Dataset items
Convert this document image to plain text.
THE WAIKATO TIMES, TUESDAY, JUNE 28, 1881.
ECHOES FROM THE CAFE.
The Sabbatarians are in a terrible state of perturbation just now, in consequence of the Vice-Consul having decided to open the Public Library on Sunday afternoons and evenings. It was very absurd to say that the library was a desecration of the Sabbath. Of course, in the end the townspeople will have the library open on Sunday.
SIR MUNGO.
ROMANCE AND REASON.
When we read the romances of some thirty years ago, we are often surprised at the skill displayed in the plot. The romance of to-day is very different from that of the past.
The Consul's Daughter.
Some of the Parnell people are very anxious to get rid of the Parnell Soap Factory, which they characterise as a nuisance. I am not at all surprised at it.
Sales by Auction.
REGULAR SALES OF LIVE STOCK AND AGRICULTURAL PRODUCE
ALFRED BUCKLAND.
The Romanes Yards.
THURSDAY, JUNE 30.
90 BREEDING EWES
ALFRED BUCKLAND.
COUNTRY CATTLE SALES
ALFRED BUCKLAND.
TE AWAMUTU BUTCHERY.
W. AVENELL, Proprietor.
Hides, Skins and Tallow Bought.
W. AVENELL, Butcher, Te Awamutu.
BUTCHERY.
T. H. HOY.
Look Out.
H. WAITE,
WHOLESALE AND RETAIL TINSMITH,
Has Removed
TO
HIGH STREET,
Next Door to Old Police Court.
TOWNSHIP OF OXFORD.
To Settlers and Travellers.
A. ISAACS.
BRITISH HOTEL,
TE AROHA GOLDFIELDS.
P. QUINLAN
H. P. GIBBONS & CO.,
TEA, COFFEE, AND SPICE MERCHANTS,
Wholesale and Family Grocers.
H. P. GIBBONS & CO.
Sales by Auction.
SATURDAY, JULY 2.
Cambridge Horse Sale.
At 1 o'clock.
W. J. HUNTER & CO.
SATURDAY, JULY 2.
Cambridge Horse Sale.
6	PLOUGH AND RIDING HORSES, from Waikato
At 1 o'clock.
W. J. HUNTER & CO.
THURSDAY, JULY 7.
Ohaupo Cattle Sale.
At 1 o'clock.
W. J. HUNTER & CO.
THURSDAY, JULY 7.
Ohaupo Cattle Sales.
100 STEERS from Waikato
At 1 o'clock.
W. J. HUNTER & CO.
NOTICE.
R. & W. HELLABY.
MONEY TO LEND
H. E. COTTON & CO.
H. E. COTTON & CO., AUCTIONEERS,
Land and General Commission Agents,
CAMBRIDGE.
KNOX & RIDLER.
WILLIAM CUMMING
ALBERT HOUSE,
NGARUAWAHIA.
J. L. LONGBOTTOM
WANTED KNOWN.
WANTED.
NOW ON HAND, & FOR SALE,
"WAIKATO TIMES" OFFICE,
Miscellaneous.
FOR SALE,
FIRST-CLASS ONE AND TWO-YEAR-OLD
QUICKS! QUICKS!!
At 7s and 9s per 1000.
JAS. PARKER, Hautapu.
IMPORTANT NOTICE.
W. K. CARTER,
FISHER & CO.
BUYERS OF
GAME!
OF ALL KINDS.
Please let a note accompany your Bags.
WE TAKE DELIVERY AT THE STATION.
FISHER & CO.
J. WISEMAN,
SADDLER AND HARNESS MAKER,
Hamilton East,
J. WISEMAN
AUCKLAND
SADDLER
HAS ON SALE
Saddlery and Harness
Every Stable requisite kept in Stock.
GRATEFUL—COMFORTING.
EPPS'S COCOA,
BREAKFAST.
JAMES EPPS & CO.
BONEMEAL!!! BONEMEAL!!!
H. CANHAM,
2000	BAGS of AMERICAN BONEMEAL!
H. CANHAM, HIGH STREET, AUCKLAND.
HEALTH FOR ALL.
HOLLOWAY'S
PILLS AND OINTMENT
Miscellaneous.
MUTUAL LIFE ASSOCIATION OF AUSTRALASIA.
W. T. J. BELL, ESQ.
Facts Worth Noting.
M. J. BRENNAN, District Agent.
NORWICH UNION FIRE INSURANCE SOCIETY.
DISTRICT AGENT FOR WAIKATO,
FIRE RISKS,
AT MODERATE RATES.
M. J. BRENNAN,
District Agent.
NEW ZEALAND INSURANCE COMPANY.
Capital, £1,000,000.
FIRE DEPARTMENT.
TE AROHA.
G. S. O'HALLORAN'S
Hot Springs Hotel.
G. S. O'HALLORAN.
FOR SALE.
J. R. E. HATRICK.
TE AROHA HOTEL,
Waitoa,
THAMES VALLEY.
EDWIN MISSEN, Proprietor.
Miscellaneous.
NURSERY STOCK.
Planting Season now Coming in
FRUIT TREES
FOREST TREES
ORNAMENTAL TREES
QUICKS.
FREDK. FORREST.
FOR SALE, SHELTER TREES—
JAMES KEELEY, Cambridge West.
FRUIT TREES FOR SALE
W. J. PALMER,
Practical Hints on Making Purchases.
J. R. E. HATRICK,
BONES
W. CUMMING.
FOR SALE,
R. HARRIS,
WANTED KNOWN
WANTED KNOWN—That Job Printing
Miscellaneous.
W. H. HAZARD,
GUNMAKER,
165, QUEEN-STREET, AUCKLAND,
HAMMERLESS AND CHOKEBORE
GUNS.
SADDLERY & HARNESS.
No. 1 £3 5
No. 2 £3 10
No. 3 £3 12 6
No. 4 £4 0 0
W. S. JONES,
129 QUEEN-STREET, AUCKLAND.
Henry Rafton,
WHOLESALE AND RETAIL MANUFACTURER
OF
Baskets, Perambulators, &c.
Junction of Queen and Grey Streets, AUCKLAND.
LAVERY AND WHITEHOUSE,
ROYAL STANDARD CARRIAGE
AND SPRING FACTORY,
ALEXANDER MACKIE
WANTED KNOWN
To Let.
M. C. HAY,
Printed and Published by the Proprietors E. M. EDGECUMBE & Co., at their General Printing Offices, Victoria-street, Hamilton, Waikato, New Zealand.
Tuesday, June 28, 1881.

Challenge
Filter the entries above down to the lines containing the word "CANHAM".

Expected output
H. CANHAM,
H. CANHAM, HIGH STREET, AUCKLAND.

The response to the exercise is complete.